Our expert interview series continues with a great chat with art therapist Liza Mordkovich. Our discussion explores how parents can take care of themselves because by taking care of themselves they take care of their children.
Liza brings a wealth of experience and knowledge with her. In addition to her work as an art therapist, she runs the Brooklyn Center for mindfulness and psychotherapy, a therapy collective in New York. She is also a licensed social worker, psychotherapist, and coach. She provided valuable insight for busy parents during our talk and we loved having her! Watch the video or scroll down for highlights.
Click on video below to listen to the whole conversation or scroll down for the highlights.
So tell me what kind of things have you been hearing from families?

****

**PROBLEM 1:**
From the interview introduction, copy word for word the stretch from "Our expert interview" through "of their children.".
**PROBLEM 2:**
According to the interview introduction, what therapy collective in New York does Liza Mordkovich run?

****

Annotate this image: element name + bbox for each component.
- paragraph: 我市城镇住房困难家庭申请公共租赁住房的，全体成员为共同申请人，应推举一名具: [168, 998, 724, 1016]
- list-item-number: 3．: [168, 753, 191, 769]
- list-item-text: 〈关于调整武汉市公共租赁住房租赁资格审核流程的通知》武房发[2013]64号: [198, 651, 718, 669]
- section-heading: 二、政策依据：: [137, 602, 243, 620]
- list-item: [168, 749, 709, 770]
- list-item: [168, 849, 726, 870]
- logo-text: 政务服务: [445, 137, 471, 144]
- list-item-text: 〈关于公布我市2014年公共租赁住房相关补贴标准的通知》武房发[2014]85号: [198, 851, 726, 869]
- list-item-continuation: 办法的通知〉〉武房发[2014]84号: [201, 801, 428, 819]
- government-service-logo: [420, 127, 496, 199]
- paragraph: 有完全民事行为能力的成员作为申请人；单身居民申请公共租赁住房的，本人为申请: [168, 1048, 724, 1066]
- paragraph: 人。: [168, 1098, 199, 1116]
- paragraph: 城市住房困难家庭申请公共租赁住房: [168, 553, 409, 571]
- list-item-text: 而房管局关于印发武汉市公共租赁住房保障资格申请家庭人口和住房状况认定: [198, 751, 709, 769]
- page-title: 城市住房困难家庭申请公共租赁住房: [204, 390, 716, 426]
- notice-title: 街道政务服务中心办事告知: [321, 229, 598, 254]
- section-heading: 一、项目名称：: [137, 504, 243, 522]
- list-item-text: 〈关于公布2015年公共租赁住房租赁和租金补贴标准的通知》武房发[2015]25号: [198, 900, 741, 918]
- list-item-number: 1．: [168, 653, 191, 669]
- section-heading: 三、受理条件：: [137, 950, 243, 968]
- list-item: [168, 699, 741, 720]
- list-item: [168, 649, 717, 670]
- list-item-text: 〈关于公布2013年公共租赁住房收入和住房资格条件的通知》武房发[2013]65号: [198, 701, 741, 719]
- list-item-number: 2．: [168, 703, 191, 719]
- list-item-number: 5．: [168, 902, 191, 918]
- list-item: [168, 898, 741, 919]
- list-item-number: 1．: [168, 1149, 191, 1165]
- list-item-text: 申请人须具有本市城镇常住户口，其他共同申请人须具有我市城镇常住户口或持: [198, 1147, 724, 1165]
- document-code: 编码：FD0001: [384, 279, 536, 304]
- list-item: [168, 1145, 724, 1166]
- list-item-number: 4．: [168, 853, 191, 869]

****

**REPLY 1:**
Our expert interview series continues with a great chat with art therapist Liza Mordkovich. Our discussion explores how parents can take care of themselves because by taking care of themselves they take care of their children.

**REPLY 2:**
The Brooklyn Center for mindfulness and psychotherapy.